Extract every line where the string "Text" appears.

───

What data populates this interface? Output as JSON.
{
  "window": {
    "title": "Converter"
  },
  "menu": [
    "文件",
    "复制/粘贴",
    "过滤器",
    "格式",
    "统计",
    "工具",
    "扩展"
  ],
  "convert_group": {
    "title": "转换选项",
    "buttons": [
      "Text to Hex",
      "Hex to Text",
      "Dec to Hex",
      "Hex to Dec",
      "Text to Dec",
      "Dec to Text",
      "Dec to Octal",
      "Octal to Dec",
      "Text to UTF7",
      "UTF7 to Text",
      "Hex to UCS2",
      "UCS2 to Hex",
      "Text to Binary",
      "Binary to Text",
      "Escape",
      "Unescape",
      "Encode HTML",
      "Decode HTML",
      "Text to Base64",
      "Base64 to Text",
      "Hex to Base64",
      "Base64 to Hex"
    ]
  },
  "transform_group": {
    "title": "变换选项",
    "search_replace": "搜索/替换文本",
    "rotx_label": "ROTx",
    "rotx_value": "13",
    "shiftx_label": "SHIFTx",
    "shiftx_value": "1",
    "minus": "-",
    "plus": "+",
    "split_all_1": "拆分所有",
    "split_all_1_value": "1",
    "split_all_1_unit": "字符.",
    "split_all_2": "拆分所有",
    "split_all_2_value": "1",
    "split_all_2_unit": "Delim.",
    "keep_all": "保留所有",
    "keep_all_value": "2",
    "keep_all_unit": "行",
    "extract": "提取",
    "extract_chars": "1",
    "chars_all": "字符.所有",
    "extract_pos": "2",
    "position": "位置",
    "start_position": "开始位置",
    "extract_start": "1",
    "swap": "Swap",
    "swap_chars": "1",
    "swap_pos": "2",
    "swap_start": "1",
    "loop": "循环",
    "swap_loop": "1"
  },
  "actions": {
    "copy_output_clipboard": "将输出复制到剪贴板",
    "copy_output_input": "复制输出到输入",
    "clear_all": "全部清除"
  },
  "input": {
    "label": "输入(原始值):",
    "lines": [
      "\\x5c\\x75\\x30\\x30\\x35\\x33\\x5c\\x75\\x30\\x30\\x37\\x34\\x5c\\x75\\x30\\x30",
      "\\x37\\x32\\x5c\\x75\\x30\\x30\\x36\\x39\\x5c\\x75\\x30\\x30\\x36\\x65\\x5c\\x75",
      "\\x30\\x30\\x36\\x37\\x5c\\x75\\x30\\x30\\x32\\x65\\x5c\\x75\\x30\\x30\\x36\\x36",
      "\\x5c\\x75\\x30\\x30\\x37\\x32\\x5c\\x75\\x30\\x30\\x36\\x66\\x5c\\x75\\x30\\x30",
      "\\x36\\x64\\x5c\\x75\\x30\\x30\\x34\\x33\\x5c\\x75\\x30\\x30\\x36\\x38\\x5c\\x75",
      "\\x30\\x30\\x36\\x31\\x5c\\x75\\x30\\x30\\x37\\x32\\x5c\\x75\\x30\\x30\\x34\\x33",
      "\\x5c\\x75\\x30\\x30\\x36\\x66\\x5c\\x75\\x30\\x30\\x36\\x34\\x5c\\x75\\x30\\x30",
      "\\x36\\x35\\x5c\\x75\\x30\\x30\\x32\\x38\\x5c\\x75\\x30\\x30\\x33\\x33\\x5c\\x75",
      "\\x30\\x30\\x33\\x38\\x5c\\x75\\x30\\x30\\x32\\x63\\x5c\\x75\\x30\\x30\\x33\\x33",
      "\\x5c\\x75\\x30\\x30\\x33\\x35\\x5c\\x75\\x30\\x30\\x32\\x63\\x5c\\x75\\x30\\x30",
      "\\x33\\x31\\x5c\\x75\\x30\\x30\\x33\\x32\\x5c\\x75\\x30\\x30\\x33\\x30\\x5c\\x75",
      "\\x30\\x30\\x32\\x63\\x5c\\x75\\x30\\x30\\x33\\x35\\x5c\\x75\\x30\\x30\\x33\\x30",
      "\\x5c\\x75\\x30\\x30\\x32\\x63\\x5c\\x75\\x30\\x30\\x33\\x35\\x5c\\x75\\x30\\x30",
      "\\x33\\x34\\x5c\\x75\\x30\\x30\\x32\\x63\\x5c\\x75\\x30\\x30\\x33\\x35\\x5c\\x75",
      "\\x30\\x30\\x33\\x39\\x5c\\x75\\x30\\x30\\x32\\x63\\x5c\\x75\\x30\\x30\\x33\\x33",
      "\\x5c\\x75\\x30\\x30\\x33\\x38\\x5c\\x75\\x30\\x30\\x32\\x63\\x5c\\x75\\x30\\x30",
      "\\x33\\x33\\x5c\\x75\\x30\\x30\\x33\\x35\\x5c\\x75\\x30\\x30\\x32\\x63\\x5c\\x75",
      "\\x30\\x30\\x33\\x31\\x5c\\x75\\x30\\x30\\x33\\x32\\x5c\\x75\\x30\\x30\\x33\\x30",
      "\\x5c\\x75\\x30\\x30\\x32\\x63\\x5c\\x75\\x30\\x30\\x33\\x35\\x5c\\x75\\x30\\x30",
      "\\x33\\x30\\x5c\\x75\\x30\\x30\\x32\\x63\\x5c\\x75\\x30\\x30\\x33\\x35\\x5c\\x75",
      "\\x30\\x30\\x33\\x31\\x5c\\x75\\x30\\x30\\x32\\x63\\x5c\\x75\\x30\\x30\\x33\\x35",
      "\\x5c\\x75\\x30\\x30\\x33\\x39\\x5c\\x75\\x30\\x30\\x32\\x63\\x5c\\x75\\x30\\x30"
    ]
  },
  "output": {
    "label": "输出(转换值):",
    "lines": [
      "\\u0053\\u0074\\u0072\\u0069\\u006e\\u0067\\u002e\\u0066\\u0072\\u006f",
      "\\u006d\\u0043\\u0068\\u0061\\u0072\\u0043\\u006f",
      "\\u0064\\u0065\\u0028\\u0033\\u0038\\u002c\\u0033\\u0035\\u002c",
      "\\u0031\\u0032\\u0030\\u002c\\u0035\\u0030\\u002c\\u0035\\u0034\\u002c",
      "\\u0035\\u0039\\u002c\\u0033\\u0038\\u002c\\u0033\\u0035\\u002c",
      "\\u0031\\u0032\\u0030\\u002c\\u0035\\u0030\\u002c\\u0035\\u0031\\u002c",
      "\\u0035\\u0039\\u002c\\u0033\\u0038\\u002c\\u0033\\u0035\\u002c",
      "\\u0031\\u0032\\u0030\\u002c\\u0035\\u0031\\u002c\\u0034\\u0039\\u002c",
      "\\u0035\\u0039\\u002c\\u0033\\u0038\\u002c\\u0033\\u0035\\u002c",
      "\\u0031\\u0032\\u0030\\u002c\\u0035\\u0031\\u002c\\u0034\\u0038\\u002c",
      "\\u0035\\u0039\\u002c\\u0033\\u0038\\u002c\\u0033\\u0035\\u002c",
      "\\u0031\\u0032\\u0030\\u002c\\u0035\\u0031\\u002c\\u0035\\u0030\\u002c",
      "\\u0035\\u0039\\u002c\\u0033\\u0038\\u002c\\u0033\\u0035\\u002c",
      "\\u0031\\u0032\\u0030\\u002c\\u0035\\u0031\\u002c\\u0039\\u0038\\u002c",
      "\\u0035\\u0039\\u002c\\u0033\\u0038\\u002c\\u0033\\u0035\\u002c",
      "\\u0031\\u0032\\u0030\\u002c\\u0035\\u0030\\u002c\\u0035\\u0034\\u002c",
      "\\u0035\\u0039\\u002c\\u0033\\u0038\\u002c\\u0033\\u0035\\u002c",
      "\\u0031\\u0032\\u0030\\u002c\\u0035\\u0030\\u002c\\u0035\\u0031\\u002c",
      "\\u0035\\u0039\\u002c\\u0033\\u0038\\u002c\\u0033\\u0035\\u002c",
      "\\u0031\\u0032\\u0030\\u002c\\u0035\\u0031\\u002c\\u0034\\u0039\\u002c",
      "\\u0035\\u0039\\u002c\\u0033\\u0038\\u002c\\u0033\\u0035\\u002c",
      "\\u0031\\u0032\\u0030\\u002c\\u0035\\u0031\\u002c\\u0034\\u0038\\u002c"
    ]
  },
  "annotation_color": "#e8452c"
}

───

COMPLETED EXERCISE
      "Text to Hex",
      "Hex to Text",
      "Text to Dec",
      "Dec to Text",
      "Text to UTF7",
      "UTF7 to Text",
      "Text to Binary",
      "Binary to Text",
      "Text to Base64",
      "Base64 to Text",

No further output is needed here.